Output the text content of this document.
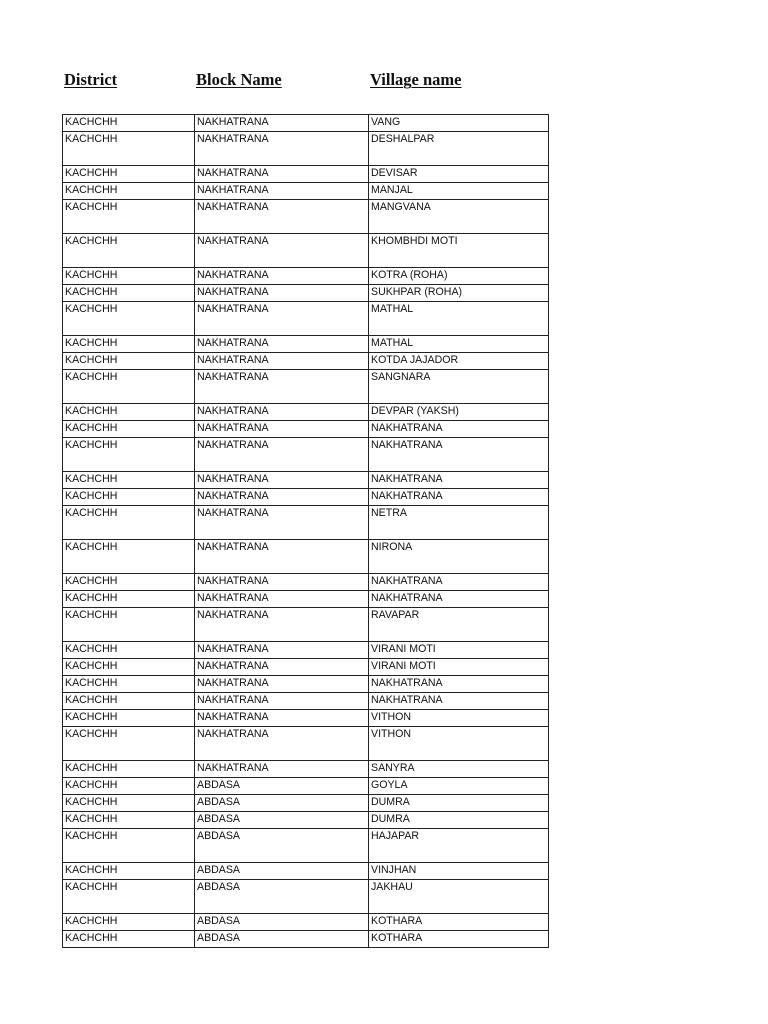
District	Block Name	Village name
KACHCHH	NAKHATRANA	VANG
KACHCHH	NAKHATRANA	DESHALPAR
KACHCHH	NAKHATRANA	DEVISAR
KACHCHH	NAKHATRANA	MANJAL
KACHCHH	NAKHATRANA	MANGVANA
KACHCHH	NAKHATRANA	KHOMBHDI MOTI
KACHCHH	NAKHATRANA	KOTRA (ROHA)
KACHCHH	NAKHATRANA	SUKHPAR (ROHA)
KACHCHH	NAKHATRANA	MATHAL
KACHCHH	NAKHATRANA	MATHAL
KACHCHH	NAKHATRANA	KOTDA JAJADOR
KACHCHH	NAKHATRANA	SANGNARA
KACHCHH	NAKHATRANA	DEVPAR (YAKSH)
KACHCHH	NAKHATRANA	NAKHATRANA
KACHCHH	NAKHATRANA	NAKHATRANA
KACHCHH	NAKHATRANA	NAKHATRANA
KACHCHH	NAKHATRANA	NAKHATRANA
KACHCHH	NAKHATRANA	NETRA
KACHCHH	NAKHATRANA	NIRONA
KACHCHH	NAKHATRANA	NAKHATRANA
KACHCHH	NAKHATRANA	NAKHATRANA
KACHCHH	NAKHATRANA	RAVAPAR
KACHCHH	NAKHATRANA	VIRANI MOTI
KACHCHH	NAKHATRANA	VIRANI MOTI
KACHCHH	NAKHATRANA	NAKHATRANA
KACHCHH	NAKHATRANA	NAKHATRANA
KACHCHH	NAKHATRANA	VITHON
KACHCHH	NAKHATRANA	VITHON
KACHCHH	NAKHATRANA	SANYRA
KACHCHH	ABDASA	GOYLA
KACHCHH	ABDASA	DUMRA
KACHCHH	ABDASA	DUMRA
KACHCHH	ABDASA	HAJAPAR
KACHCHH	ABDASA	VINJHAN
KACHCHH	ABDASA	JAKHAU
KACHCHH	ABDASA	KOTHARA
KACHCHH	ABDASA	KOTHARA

---

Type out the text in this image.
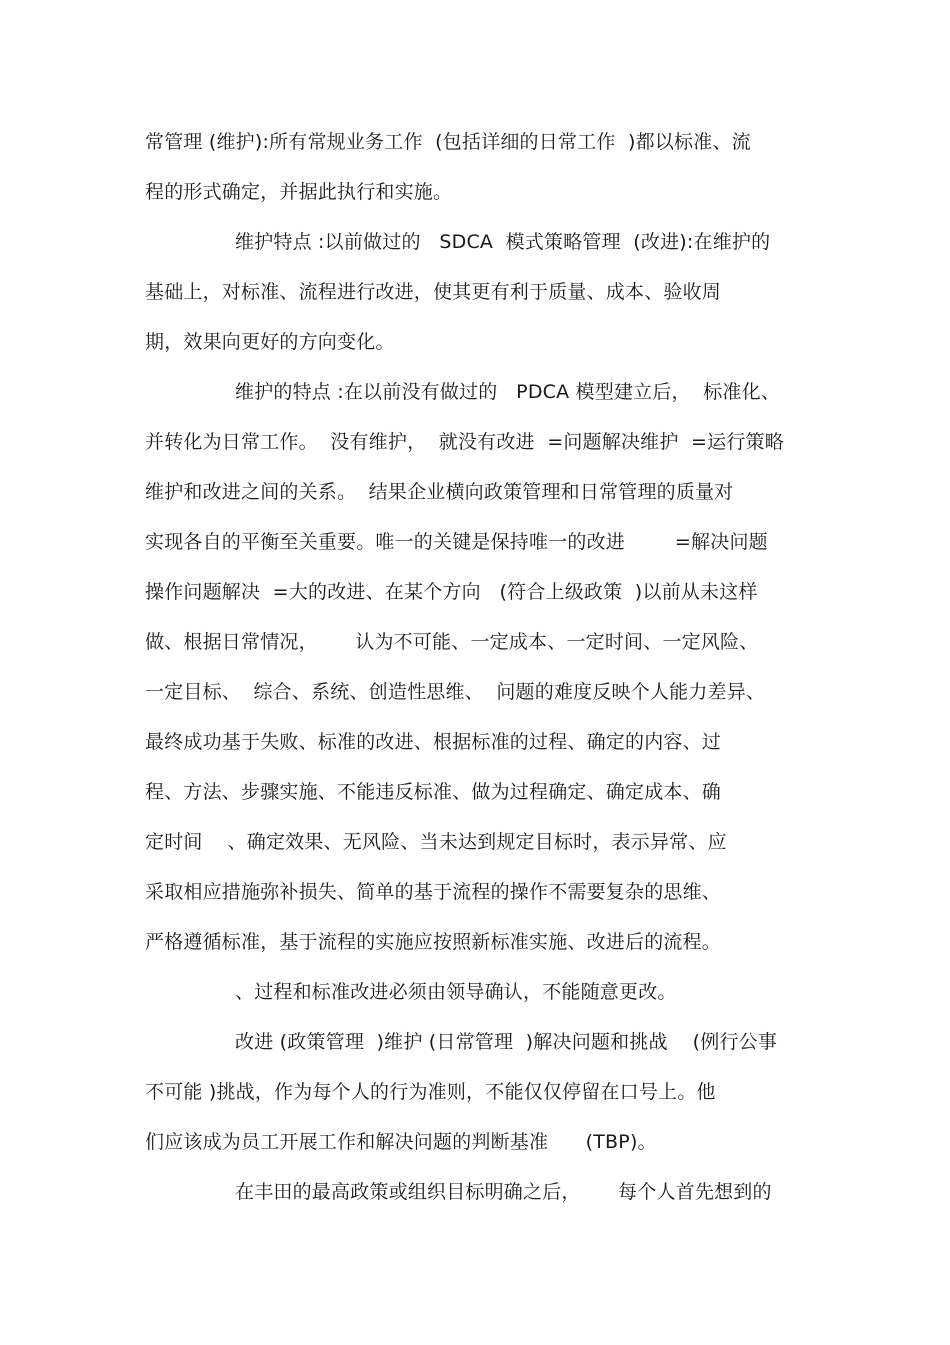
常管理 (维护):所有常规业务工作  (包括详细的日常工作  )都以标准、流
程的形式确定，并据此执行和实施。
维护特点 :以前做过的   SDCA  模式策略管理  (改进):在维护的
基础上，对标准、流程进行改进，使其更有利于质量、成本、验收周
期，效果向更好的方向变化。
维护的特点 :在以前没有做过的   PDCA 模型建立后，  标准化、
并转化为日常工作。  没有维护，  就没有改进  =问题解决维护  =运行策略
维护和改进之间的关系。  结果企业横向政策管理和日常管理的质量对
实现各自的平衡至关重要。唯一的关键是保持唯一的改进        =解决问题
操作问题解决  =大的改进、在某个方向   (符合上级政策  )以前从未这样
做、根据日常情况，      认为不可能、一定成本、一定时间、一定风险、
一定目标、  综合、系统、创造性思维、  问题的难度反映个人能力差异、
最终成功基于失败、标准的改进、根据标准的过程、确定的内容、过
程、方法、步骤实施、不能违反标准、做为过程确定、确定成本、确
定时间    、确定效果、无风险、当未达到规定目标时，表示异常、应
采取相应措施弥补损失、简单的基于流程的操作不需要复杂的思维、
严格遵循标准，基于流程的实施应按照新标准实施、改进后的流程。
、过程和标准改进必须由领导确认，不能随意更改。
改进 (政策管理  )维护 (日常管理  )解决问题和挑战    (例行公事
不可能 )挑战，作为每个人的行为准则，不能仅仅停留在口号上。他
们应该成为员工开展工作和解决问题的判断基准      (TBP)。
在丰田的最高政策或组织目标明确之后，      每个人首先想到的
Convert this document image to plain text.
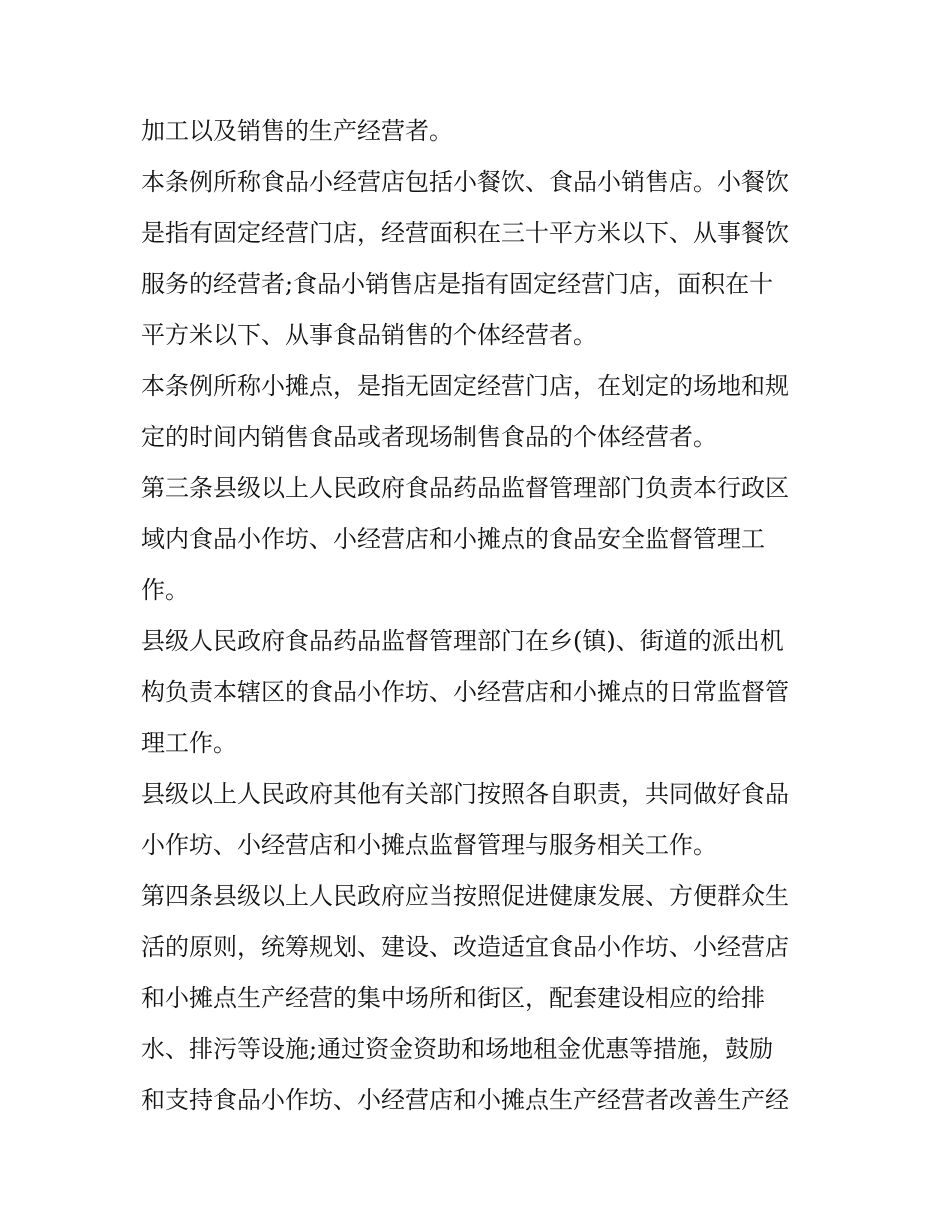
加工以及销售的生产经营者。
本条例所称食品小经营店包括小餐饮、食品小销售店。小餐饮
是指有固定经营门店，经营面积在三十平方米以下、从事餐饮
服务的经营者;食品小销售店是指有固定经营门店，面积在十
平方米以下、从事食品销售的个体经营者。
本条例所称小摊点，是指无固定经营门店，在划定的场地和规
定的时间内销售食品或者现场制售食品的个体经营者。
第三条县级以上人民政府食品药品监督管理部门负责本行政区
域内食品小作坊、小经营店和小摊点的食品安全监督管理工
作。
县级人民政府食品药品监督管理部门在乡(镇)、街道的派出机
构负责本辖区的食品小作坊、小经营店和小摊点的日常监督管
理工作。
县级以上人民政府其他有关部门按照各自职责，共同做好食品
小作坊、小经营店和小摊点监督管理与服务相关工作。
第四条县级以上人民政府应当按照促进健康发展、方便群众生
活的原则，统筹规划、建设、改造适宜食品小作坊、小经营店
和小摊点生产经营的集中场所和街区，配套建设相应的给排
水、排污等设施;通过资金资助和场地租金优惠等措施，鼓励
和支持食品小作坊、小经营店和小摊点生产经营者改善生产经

Work to do ::
Among the lines of the listing, how many hold the string "text"? Respond with only the number.

Full output ::
3